* _Data entries_:

[Begin]

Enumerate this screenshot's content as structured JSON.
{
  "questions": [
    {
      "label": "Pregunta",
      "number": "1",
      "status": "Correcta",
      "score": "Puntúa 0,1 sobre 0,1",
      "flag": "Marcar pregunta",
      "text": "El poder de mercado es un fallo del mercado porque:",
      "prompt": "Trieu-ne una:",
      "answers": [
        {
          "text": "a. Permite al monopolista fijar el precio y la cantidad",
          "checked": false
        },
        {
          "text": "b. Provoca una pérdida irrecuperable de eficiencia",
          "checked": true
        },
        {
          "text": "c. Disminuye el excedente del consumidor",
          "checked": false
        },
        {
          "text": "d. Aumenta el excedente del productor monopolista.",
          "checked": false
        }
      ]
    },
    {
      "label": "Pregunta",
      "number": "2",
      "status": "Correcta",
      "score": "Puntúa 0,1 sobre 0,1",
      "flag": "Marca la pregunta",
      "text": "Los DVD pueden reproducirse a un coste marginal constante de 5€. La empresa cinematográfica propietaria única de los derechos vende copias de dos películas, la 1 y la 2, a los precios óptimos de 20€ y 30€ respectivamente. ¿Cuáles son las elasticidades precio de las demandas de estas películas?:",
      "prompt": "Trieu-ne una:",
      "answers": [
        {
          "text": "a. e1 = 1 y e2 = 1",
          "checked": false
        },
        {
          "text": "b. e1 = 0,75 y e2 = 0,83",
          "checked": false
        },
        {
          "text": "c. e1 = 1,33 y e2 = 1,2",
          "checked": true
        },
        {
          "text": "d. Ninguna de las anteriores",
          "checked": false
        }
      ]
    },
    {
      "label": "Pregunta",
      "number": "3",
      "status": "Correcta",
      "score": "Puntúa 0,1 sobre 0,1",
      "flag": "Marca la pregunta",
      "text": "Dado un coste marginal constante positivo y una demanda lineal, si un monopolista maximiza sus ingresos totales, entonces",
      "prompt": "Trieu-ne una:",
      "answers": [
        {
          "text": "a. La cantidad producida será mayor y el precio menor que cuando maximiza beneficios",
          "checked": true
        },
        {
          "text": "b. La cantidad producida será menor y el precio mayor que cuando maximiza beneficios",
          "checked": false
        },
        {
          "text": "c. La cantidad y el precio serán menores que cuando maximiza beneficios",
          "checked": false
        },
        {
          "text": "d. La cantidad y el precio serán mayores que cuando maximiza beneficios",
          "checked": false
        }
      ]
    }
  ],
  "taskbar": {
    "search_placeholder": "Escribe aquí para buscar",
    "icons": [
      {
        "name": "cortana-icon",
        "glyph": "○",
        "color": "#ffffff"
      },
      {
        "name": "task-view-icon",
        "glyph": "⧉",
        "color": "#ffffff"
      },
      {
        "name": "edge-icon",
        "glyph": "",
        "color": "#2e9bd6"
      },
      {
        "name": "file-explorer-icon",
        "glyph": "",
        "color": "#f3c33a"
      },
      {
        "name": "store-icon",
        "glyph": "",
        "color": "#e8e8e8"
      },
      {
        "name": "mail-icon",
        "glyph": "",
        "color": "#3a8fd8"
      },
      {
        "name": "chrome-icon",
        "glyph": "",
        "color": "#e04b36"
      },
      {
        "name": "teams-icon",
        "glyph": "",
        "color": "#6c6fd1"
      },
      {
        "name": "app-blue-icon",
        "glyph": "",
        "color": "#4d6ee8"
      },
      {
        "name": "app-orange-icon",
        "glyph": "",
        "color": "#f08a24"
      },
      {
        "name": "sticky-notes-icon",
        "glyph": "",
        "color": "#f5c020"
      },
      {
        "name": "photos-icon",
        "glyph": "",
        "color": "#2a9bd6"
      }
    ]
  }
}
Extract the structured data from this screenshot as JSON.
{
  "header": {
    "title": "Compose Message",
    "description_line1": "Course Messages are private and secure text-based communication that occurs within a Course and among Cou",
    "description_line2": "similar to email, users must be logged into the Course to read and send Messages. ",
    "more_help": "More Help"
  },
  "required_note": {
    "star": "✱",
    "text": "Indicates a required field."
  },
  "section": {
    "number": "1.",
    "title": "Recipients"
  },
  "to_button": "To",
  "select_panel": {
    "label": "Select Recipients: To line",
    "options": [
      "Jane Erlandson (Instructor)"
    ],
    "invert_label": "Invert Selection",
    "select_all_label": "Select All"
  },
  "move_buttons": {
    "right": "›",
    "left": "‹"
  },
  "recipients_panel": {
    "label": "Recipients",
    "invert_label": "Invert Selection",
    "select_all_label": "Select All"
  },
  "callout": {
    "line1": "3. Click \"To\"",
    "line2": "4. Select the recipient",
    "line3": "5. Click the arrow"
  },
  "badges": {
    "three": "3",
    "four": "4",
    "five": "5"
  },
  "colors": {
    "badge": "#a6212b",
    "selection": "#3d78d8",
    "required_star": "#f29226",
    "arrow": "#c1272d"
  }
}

[End]

* _CHALLENGE_:
Print again the material above, limited to the lines from the one holding "Extract the structured" through the last, inclusive.

* _TASK OUTPUT_:
Extract the structured data from this screenshot as JSON.
{
  "header": {
    "title": "Compose Message",
    "description_line1": "Course Messages are private and secure text-based communication that occurs within a Course and among Cou",
    "description_line2": "similar to email, users must be logged into the Course to read and send Messages. ",
    "more_help": "More Help"
  },
  "required_note": {
    "star": "✱",
    "text": "Indicates a required field."
  },
  "section": {
    "number": "1.",
    "title": "Recipients"
  },
  "to_button": "To",
  "select_panel": {
    "label": "Select Recipients: To line",
    "options": [
      "Jane Erlandson (Instructor)"
    ],
    "invert_label": "Invert Selection",
    "select_all_label": "Select All"
  },
  "move_buttons": {
    "right": "›",
    "left": "‹"
  },
  "recipients_panel": {
    "label": "Recipients",
    "invert_label": "Invert Selection",
    "select_all_label": "Select All"
  },
  "callout": {
    "line1": "3. Click \"To\"",
    "line2": "4. Select the recipient",
    "line3": "5. Click the arrow"
  },
  "badges": {
    "three": "3",
    "four": "4",
    "five": "5"
  },
  "colors": {
    "badge": "#a6212b",
    "selection": "#3d78d8",
    "required_star": "#f29226",
    "arrow": "#c1272d"
  }
}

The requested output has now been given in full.